GIVEN PROBLEM: Copy every entry word for word. Skip the pictures.

DATA FOR PROCESSING:
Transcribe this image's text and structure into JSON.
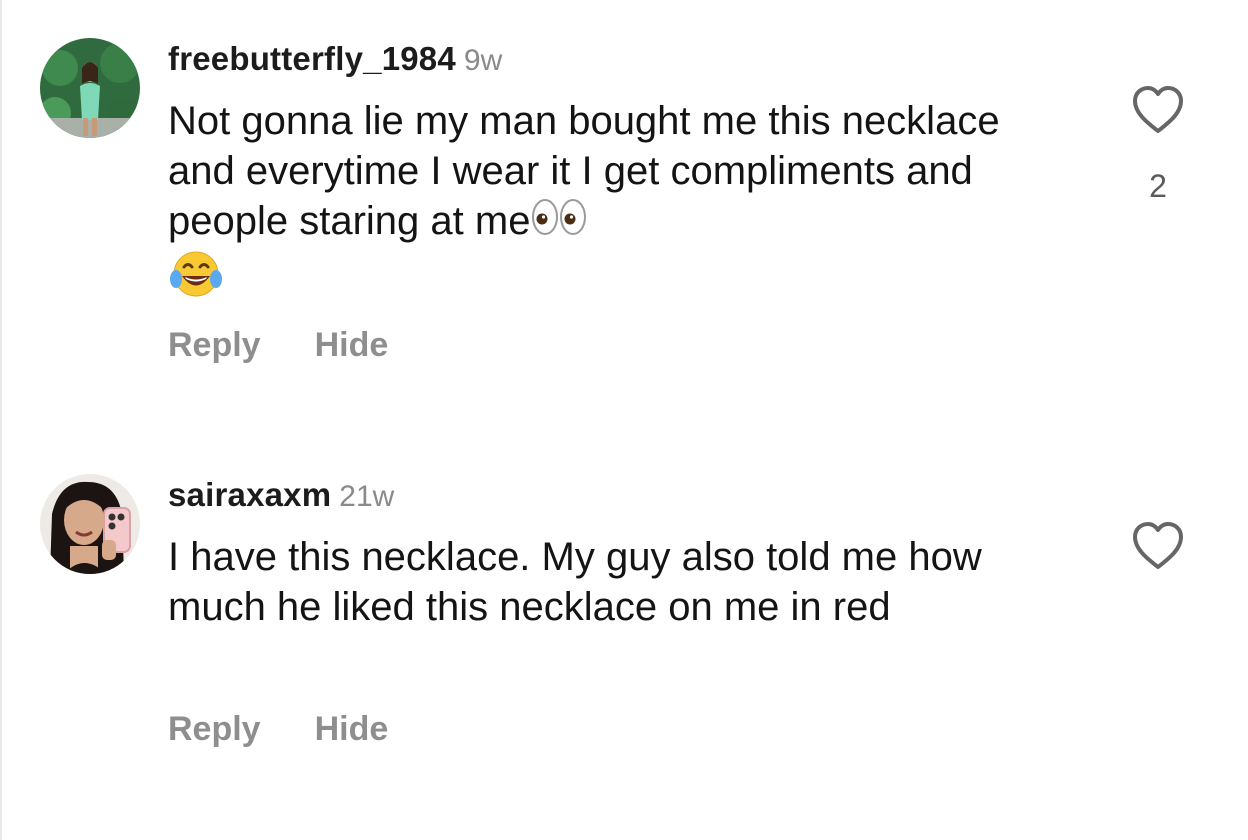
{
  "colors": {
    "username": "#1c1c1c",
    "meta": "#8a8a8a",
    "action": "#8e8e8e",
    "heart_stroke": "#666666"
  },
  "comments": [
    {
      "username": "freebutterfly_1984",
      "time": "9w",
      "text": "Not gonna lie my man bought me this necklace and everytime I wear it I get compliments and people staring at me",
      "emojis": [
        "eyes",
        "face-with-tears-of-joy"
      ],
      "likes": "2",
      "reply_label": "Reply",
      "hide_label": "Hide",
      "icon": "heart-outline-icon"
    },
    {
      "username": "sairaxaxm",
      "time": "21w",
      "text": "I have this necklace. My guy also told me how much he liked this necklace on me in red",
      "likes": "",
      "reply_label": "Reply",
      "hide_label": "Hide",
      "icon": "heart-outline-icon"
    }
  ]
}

CORRECT RESULT:
Transcribe this image's text and structure into JSON.
{
  "colors": {
    "username": "#1c1c1c",
    "meta": "#8a8a8a",
    "action": "#8e8e8e",
    "heart_stroke": "#666666"
  },
  "comments": [
    {
      "username": "freebutterfly_1984",
      "time": "9w",
      "text": "Not gonna lie my man bought me this necklace and everytime I wear it I get compliments and people staring at me",
      "emojis": [
        "eyes",
        "face-with-tears-of-joy"
      ],
      "likes": "2",
      "reply_label": "Reply",
      "hide_label": "Hide",
      "icon": "heart-outline-icon"
    },
    {
      "username": "sairaxaxm",
      "time": "21w",
      "text": "I have this necklace. My guy also told me how much he liked this necklace on me in red",
      "likes": "",
      "reply_label": "Reply",
      "hide_label": "Hide",
      "icon": "heart-outline-icon"
    }
  ]
}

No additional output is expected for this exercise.